» **EXERCISE**: Resume the passage on how the Bible uses the word "know," picking up right after its last sentence.

» **SOURCE EXCERPT**:
Besides intellectual and experiential knowledge, “know” is often used idiomatically. For example, it can mean “to care about,” “to act lovingly toward.” Thus, Psalm 144:3 (YLT 1862/87/98) says, “what is man that Thou knowest him,” while the NIV(2011) translates that in a way that recognizes the idiom: “what are human beings that you care for them?” Similarly, Proverbs 12:10 (YLT) says, “The righteous man knoweth the life of his beast,” while the NIV(2011) has, “The righteous care for the needs of their animals.” When a word like “know” is used with a more expansive meaning than just its dictionary definition, scholars sometimes say it has a “pregnant sense.”

The word “know” is also used idiomatically for sexual intercourse. For a man to have sexual intercourse with a woman was to “know” her experientially, and often deeply intellectually as well (see commentary on Matt. 1:25). Many words in the Bible are occasionally used with an idiomatic or pregnant sense, for example, “remember,” “look” and “watch” (see commentary on Luke 23:42).

“knowing good and evil.” The fact that humans have an inherent knowledge of good and evil is very important in understanding the responsibility that humans have toward God. God holds people responsible for finding Him and then showing love and honor to Him by serving Him.

» **DATASET**:
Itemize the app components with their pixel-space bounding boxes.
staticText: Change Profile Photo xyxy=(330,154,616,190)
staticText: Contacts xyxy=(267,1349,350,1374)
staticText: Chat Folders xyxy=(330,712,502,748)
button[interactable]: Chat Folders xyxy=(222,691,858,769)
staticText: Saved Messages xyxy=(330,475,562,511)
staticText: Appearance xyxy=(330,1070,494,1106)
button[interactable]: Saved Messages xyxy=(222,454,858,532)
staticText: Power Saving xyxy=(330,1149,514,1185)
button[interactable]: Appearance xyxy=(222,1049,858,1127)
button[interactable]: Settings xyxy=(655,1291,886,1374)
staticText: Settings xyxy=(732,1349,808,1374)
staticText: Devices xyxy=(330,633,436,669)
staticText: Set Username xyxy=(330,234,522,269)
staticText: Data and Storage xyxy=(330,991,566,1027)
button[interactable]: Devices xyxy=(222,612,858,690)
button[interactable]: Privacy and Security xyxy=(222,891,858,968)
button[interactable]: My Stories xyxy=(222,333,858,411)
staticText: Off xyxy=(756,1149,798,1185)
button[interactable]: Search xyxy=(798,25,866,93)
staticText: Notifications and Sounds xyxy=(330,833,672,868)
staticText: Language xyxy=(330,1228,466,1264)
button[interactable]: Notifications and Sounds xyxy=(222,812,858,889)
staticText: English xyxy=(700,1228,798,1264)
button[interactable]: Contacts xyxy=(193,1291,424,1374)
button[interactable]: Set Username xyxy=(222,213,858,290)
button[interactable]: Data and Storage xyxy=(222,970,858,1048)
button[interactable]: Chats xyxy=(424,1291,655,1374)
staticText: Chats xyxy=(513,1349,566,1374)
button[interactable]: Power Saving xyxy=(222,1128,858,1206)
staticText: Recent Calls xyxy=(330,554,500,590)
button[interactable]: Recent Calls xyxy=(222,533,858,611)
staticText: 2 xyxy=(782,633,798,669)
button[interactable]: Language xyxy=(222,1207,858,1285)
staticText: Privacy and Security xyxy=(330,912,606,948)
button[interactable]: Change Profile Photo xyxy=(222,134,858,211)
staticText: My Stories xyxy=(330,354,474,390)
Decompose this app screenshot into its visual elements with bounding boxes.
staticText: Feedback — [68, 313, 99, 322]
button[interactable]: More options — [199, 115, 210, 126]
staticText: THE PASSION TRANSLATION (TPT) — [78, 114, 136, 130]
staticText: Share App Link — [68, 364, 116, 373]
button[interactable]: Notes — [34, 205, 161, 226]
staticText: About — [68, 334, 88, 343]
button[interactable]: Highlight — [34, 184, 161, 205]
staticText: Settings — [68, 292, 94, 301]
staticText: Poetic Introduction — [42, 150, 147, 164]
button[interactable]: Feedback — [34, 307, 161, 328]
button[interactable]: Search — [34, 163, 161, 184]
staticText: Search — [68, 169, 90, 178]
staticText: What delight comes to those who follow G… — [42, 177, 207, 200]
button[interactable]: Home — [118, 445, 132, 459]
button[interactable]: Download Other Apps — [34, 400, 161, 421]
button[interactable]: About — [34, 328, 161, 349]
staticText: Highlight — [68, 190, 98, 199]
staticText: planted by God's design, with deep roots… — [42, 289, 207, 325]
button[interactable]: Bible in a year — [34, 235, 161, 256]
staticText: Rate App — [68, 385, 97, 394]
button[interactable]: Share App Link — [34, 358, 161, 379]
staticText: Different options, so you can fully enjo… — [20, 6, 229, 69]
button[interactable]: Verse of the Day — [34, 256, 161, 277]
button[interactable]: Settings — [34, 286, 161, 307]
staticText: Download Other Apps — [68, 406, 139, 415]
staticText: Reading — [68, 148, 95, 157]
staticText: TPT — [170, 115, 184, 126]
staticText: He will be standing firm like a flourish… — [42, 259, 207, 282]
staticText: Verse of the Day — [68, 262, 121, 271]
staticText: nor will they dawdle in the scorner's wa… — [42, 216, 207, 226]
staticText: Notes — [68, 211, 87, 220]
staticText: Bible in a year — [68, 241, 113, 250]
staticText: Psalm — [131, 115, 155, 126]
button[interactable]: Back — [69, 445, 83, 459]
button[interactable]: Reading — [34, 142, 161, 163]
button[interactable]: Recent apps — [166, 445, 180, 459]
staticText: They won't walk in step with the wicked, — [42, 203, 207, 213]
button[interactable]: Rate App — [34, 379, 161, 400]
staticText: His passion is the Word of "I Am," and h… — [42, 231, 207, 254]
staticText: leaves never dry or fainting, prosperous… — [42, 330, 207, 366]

» **ANSWER**:
The knowledge of good and evil can move from the inherent to the intellectual via some very basic things: for example, we know that it hurts if people steal from us so we know not to steal from others. We know that it hurts when people lie about us, so we know not to lie to others. The basic understanding of good and evil is why law codes from all ages and all cultures have a deep similarity—although it happens that people and leaders can become so hard and selfish that their conscience becomes cauterized and they follow a path of hurt and pain (1 Tim. 4:2). The inherent knowledge of good and evil is why even children know quickly if a person is good and kind or selfish and hurtful. The inherent and internal basic knowledge of good and evil is why God says that people can do “by nature” the things in the Law that He gave from heaven: “indeed when Gentiles who do not have the law do by nature the things of the law, these, not having the law, are a law to themselves” (Rom. 2:14).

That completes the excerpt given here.